**Set exercise**. Output only the span of lines that begins at the line containing "OCR this image." and ends at the last line of the data, both included, exactly as they appear.

-- Start Supplied records --

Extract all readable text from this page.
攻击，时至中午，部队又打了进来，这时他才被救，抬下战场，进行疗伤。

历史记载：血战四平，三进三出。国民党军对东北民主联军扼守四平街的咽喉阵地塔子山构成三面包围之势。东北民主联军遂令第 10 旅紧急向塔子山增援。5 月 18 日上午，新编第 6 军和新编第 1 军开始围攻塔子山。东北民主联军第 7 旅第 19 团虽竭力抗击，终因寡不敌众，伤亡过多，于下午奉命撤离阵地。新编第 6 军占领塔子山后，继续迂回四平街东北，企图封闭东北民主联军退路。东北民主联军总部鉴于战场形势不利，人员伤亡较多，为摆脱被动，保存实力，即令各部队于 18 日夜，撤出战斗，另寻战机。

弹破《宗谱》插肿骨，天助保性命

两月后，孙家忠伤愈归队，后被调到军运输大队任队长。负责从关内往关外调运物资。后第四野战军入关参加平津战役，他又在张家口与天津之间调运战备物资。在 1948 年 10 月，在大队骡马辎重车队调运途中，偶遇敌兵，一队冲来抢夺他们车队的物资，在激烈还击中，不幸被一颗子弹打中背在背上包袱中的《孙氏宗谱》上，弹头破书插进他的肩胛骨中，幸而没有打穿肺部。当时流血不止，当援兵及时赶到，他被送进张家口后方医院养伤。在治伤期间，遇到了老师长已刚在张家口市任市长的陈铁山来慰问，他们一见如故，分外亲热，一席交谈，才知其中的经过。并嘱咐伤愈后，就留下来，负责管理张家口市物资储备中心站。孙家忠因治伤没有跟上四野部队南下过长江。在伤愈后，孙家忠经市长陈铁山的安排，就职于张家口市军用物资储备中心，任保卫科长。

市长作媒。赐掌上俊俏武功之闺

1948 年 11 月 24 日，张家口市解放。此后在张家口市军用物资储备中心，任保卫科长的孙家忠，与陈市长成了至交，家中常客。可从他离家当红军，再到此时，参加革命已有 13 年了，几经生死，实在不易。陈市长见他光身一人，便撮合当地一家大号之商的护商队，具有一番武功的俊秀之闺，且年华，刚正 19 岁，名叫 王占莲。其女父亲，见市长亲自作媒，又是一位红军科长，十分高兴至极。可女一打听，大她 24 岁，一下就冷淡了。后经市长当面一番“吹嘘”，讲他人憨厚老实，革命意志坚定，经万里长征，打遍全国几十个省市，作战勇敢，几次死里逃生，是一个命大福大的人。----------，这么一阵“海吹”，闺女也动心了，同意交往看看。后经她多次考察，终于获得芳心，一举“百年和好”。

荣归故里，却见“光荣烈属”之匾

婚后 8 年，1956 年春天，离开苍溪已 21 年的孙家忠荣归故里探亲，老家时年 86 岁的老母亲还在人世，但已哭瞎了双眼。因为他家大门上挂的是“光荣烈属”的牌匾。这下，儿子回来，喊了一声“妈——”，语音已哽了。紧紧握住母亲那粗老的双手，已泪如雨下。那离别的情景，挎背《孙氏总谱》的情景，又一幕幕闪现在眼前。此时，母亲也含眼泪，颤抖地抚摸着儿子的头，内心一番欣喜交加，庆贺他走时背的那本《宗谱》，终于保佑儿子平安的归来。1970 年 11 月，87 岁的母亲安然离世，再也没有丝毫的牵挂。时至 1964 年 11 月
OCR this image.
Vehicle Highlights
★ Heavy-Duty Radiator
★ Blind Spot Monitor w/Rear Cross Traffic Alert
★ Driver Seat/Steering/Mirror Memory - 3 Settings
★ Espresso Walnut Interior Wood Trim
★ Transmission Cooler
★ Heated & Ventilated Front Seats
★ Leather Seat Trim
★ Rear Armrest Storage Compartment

-- End Supplied records --

**Written response**.
OCR this image.
Vehicle Highlights
★ Heavy-Duty Radiator
★ Blind Spot Monitor w/Rear Cross Traffic Alert
★ Driver Seat/Steering/Mirror Memory - 3 Settings
★ Espresso Walnut Interior Wood Trim
★ Transmission Cooler
★ Heated & Ventilated Front Seats
★ Leather Seat Trim
★ Rear Armrest Storage Compartment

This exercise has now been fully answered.